>>>>
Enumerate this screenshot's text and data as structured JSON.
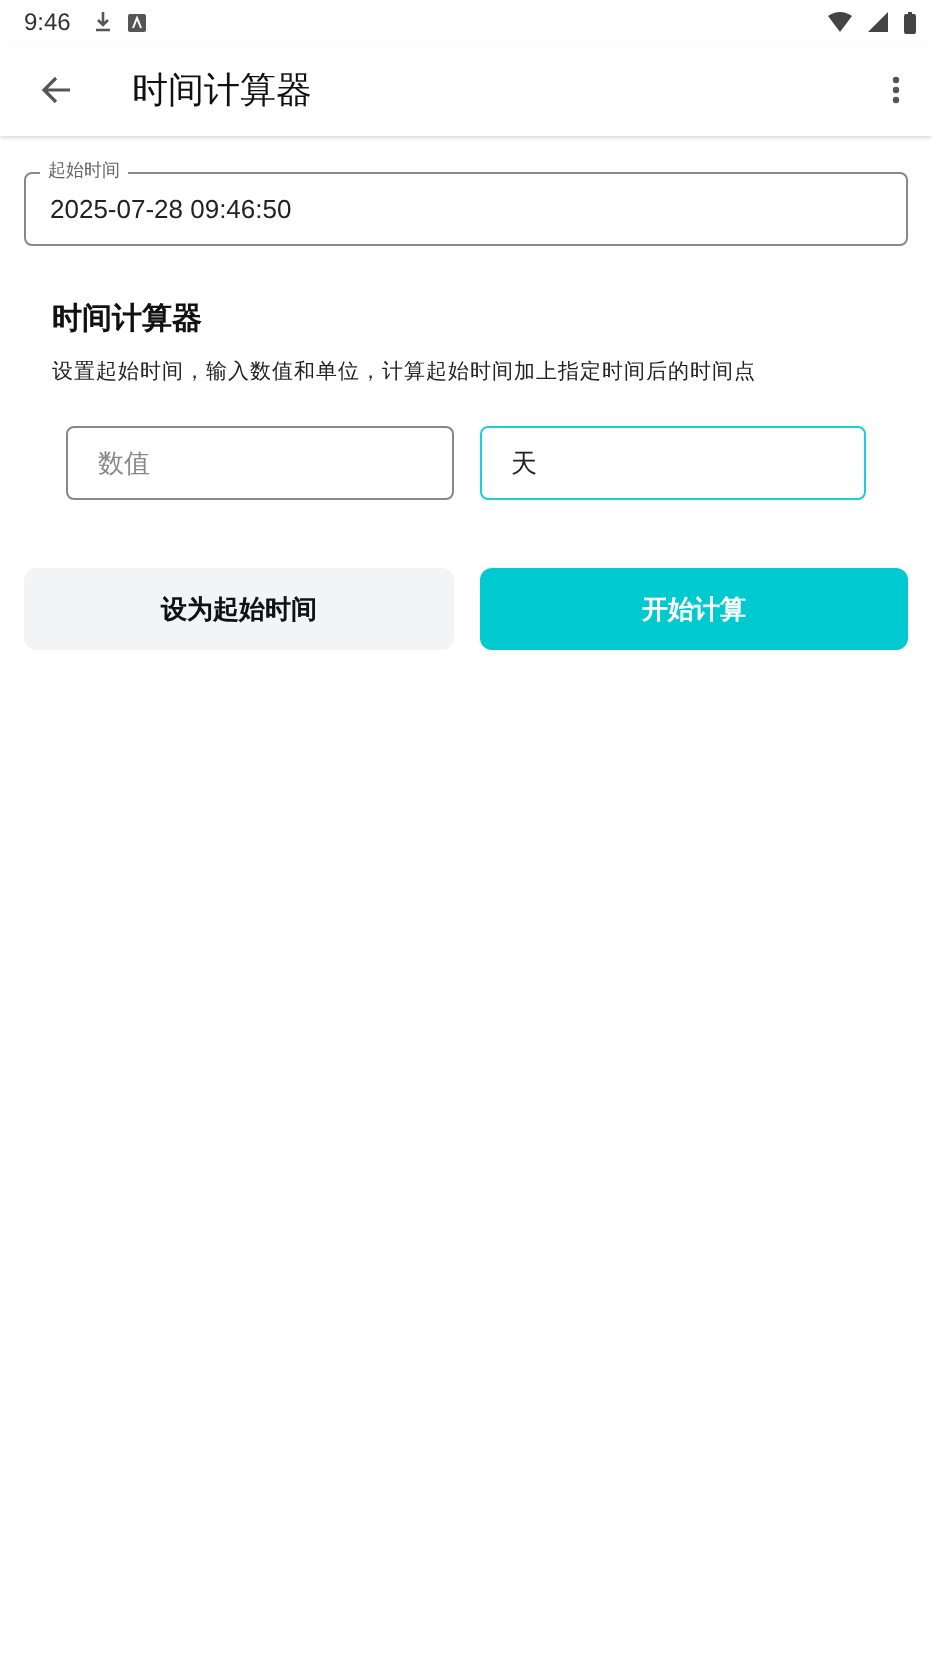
{
  "status_bar": {
    "time": "9:46"
  },
  "app_bar": {
    "title": "时间计算器"
  },
  "start_time": {
    "label": "起始时间",
    "value": "2025-07-28 09:46:50"
  },
  "section": {
    "title": "时间计算器",
    "description": "设置起始时间，输入数值和单位，计算起始时间加上指定时间后的时间点"
  },
  "fields": [
    {
      "placeholder": "数值",
      "focused": false
    },
    {
      "value": "天",
      "focused": true
    }
  ],
  "buttons": [
    {
      "label": "设为起始时间",
      "kind": "secondary"
    },
    {
      "label": "开始计算",
      "kind": "primary"
    }
  ]
}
<<<<
» Exercise description
Reproduce the whole listing word for word, setting aside any pictures.

» Worked answer
Enumerate this screenshot's text and data as structured JSON.
{
  "status_bar": {
    "time": "9:46"
  },
  "app_bar": {
    "title": "时间计算器"
  },
  "start_time": {
    "label": "起始时间",
    "value": "2025-07-28 09:46:50"
  },
  "section": {
    "title": "时间计算器",
    "description": "设置起始时间，输入数值和单位，计算起始时间加上指定时间后的时间点"
  },
  "fields": [
    {
      "placeholder": "数值",
      "focused": false
    },
    {
      "value": "天",
      "focused": true
    }
  ],
  "buttons": [
    {
      "label": "设为起始时间",
      "kind": "secondary"
    },
    {
      "label": "开始计算",
      "kind": "primary"
    }
  ]
}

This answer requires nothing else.